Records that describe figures
- - - - - - -
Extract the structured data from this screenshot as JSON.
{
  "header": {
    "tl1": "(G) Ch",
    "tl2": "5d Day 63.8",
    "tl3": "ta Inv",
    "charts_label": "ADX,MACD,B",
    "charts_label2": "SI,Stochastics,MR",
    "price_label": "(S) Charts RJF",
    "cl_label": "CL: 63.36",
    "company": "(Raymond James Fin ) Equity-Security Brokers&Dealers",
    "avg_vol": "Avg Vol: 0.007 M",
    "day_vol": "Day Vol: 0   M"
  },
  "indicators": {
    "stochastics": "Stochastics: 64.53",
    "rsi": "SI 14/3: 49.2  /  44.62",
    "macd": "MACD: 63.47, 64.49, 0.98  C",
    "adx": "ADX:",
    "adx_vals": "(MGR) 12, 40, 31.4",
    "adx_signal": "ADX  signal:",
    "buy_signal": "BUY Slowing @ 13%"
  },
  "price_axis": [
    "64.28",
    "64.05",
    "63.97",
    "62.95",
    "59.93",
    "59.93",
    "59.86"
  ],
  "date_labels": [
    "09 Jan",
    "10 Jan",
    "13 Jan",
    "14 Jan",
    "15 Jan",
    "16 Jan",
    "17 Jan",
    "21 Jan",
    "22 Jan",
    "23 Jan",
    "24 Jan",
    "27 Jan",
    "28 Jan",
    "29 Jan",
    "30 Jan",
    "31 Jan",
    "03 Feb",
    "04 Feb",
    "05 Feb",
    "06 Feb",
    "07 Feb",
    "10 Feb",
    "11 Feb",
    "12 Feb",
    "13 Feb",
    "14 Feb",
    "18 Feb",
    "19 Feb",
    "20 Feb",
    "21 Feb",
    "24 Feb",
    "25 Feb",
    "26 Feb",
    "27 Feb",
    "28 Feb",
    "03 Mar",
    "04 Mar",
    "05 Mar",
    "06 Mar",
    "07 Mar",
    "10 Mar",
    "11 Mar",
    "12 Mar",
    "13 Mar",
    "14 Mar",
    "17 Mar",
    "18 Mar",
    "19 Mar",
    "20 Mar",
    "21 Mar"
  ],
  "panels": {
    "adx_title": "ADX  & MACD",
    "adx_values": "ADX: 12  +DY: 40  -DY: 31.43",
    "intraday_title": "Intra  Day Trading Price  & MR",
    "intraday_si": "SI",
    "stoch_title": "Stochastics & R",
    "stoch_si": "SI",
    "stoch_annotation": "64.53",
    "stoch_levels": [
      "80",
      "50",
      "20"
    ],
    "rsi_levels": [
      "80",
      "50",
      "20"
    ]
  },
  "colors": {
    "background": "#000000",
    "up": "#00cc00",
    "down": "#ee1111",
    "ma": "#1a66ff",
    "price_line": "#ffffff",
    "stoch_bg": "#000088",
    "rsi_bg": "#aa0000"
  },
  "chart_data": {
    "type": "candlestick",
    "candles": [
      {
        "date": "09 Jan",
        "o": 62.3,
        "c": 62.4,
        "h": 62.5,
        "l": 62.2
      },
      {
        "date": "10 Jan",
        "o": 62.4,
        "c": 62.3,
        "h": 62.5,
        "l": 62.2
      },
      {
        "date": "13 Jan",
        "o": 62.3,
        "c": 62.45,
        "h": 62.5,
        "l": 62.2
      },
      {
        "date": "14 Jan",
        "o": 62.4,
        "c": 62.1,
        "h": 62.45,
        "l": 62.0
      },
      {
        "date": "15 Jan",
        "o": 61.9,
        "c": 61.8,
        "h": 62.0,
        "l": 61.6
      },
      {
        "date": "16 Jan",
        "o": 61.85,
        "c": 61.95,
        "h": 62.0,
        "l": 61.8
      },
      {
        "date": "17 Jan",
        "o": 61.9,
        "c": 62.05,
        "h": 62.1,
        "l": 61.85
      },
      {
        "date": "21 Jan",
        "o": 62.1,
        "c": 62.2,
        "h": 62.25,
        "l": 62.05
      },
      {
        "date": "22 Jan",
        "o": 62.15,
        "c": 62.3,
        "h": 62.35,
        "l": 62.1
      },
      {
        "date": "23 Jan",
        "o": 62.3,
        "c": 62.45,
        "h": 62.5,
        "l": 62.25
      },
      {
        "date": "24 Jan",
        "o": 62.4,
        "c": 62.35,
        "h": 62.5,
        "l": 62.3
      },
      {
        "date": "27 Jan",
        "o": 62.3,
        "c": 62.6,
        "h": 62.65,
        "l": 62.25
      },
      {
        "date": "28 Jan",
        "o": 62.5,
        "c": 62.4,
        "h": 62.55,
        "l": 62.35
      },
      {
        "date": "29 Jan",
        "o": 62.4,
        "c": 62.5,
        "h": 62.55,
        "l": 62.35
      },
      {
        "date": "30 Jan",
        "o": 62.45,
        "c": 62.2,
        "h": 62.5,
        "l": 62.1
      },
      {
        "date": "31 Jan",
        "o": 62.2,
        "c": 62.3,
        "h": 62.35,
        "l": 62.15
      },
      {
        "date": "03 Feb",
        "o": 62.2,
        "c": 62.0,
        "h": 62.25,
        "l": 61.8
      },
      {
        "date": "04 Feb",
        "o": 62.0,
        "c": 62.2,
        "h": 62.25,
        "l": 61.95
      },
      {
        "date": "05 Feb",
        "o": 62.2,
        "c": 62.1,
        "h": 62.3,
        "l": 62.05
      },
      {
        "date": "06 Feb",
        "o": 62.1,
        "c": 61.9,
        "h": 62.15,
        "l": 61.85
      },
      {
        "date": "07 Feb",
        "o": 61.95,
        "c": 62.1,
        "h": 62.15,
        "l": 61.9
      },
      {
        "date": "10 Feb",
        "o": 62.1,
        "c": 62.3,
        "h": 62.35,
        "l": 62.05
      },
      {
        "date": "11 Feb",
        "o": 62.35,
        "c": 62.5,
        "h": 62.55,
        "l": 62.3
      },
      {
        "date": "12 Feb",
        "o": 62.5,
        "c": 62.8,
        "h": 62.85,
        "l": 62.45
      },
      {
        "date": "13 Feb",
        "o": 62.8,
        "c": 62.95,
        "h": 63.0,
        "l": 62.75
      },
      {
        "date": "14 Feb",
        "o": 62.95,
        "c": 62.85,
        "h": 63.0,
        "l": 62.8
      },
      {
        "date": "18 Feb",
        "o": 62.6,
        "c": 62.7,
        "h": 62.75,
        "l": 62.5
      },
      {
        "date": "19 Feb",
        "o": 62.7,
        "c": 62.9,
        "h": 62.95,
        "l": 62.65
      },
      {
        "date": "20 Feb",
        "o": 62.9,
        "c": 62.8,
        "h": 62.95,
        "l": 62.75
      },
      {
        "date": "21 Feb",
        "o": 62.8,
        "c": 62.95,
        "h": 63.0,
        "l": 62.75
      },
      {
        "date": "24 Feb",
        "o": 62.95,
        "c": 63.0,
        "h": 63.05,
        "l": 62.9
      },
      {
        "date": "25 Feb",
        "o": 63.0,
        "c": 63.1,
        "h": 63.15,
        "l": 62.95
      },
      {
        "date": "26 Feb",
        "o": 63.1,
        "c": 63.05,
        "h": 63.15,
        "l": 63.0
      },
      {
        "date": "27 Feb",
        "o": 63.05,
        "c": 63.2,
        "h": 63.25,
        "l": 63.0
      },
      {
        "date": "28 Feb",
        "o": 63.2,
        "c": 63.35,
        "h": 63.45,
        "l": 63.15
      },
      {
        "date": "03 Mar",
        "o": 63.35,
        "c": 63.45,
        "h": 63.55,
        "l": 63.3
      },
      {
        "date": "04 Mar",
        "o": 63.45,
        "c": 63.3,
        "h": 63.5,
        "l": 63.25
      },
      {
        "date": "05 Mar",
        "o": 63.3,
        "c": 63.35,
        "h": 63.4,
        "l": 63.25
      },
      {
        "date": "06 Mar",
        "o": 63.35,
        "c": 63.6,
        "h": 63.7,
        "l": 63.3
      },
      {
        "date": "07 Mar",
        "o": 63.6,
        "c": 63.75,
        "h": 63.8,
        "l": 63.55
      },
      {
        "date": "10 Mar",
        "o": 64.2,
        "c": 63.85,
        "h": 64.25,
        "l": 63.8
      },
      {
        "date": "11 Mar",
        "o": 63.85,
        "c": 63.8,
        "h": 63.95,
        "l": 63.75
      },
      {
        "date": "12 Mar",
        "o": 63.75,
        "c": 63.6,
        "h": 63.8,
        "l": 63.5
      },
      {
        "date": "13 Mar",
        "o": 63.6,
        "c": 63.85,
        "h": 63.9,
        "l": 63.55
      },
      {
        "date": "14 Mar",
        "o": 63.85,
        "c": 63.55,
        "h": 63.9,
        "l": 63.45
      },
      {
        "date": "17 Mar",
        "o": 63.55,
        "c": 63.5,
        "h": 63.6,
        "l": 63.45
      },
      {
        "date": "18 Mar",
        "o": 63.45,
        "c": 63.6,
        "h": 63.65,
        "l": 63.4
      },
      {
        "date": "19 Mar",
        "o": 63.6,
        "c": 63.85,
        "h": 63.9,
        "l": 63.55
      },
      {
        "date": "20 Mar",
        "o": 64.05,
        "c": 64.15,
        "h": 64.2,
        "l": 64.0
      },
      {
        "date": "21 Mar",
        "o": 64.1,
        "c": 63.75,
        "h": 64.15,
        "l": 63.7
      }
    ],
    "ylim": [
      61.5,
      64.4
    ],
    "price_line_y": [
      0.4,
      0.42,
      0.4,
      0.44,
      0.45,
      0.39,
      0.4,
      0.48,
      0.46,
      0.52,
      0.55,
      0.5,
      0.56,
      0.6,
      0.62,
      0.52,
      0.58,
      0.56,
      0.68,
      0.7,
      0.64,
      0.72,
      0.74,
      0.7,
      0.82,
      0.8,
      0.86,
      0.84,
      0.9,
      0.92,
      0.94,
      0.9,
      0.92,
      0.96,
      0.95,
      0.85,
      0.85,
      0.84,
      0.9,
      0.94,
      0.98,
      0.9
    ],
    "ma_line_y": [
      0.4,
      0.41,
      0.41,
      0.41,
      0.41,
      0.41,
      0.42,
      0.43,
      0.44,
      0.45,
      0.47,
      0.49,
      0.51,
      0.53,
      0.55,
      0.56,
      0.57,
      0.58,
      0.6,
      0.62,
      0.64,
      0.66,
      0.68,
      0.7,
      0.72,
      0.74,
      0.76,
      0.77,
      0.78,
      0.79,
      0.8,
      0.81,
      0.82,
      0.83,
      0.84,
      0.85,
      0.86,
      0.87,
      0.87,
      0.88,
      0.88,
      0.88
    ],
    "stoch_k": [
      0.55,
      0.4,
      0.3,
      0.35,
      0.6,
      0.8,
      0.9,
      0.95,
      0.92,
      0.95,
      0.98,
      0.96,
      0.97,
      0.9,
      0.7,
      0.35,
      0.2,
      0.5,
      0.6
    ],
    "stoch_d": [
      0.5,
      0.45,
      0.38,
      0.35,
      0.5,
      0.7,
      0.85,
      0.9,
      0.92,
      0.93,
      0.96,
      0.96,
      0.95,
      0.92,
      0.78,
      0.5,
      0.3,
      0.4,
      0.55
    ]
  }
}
- - - - - - -
Filter the records above and return every line that holds the word "Stochastics".

# EXERCISE ANSWER:
    "charts_label2": "SI,Stochastics,MR",
    "stochastics": "Stochastics: 64.53",
    "stoch_title": "Stochastics & R",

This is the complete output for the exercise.